*TASK TO COMPLETE*
Every entry below should be printed exactly, without its images.

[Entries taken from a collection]
>>>
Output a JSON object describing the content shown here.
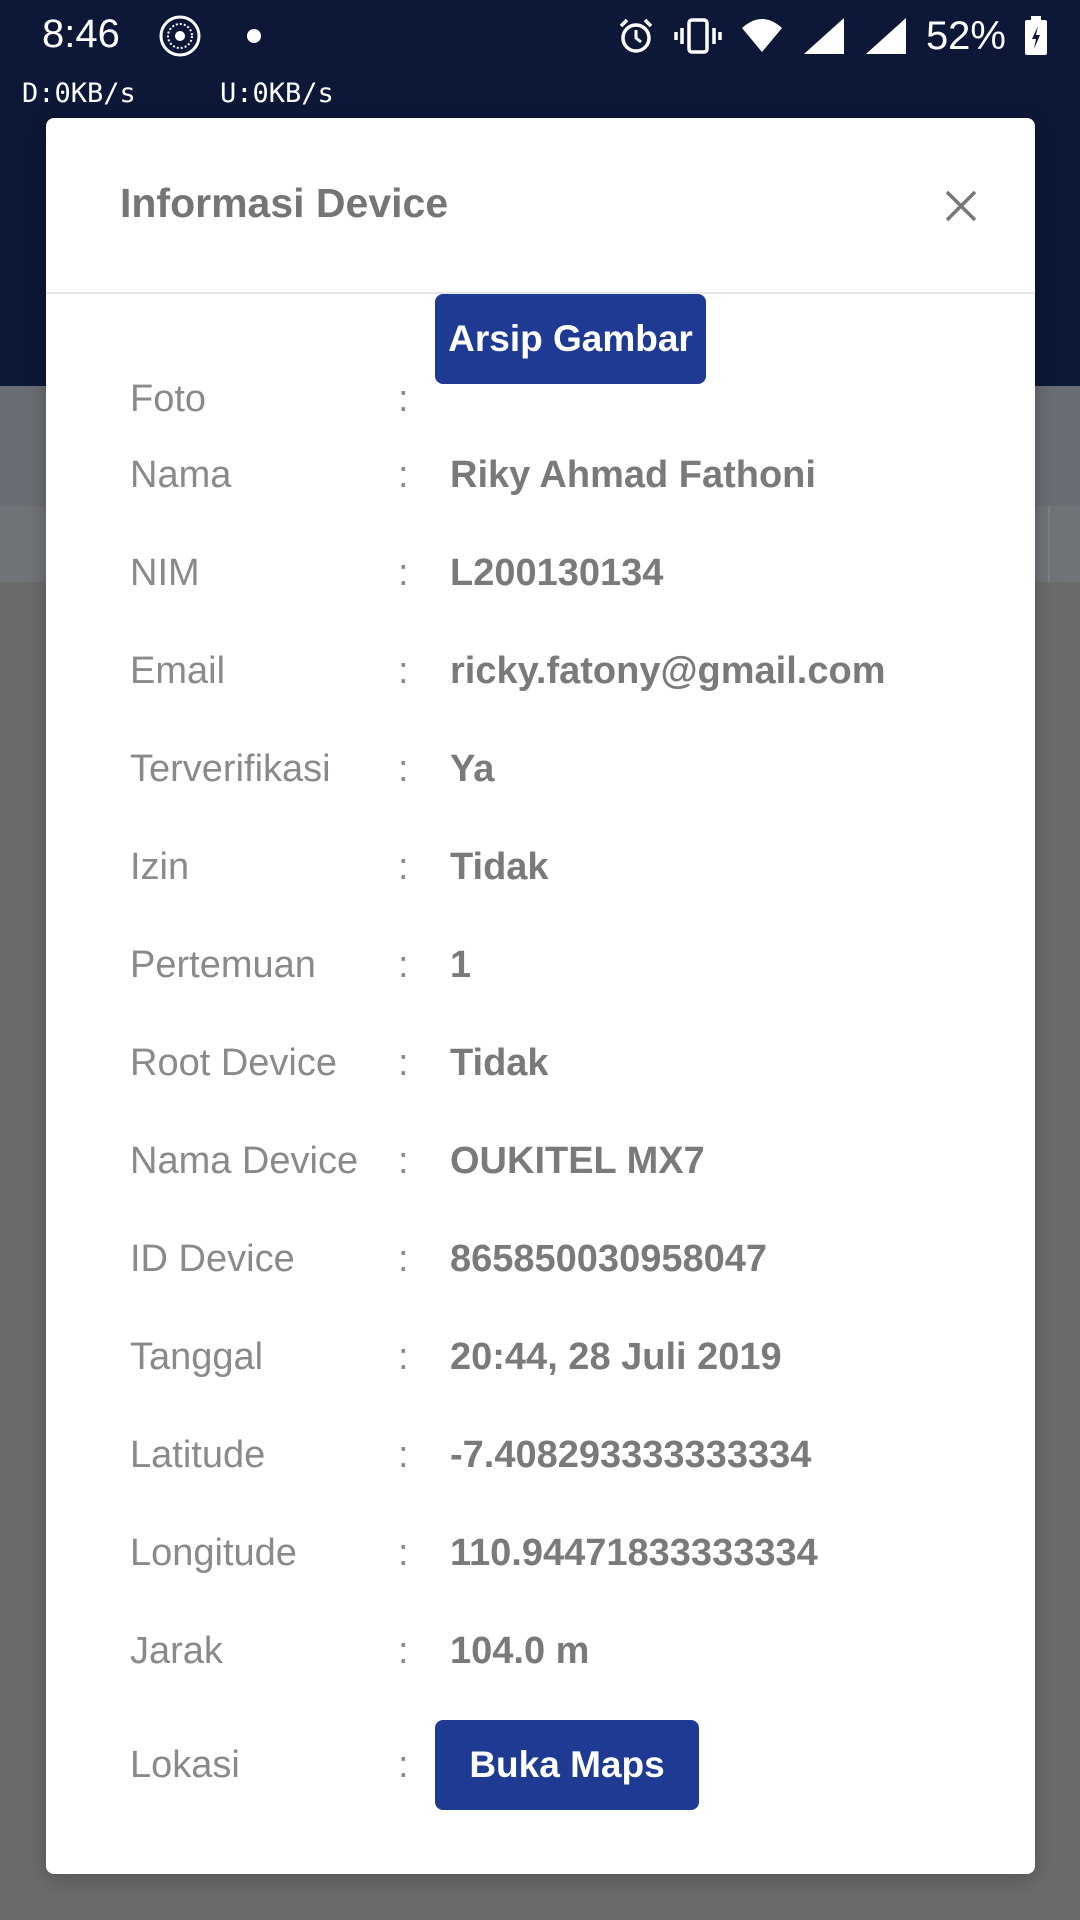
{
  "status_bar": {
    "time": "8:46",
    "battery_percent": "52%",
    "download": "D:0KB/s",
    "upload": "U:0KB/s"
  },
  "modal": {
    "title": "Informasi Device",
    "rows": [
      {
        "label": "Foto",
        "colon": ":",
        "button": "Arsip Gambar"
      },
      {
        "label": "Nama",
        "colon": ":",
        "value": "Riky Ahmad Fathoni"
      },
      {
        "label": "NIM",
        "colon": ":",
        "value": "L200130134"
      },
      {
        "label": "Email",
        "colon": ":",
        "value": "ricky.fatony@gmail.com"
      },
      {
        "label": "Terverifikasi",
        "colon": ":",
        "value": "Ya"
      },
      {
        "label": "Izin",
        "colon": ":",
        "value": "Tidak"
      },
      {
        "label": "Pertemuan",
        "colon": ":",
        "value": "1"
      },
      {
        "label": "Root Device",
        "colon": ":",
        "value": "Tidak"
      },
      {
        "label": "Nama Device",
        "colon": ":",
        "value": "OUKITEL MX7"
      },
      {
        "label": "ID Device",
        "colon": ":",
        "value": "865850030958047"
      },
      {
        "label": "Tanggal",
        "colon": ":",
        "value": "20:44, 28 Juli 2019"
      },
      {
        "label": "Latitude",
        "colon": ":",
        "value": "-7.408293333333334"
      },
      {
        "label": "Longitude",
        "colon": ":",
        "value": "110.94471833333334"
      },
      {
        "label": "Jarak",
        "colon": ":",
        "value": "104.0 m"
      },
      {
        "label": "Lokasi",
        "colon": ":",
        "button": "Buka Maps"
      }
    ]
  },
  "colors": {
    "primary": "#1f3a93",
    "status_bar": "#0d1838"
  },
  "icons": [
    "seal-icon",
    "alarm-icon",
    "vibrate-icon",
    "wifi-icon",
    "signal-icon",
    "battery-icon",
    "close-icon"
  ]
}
<<<
*IN RESPONSE*
Output a JSON object describing the content shown here.
{
  "status_bar": {
    "time": "8:46",
    "battery_percent": "52%",
    "download": "D:0KB/s",
    "upload": "U:0KB/s"
  },
  "modal": {
    "title": "Informasi Device",
    "rows": [
      {
        "label": "Foto",
        "colon": ":",
        "button": "Arsip Gambar"
      },
      {
        "label": "Nama",
        "colon": ":",
        "value": "Riky Ahmad Fathoni"
      },
      {
        "label": "NIM",
        "colon": ":",
        "value": "L200130134"
      },
      {
        "label": "Email",
        "colon": ":",
        "value": "ricky.fatony@gmail.com"
      },
      {
        "label": "Terverifikasi",
        "colon": ":",
        "value": "Ya"
      },
      {
        "label": "Izin",
        "colon": ":",
        "value": "Tidak"
      },
      {
        "label": "Pertemuan",
        "colon": ":",
        "value": "1"
      },
      {
        "label": "Root Device",
        "colon": ":",
        "value": "Tidak"
      },
      {
        "label": "Nama Device",
        "colon": ":",
        "value": "OUKITEL MX7"
      },
      {
        "label": "ID Device",
        "colon": ":",
        "value": "865850030958047"
      },
      {
        "label": "Tanggal",
        "colon": ":",
        "value": "20:44, 28 Juli 2019"
      },
      {
        "label": "Latitude",
        "colon": ":",
        "value": "-7.408293333333334"
      },
      {
        "label": "Longitude",
        "colon": ":",
        "value": "110.94471833333334"
      },
      {
        "label": "Jarak",
        "colon": ":",
        "value": "104.0 m"
      },
      {
        "label": "Lokasi",
        "colon": ":",
        "button": "Buka Maps"
      }
    ]
  },
  "colors": {
    "primary": "#1f3a93",
    "status_bar": "#0d1838"
  },
  "icons": [
    "seal-icon",
    "alarm-icon",
    "vibrate-icon",
    "wifi-icon",
    "signal-icon",
    "battery-icon",
    "close-icon"
  ]
}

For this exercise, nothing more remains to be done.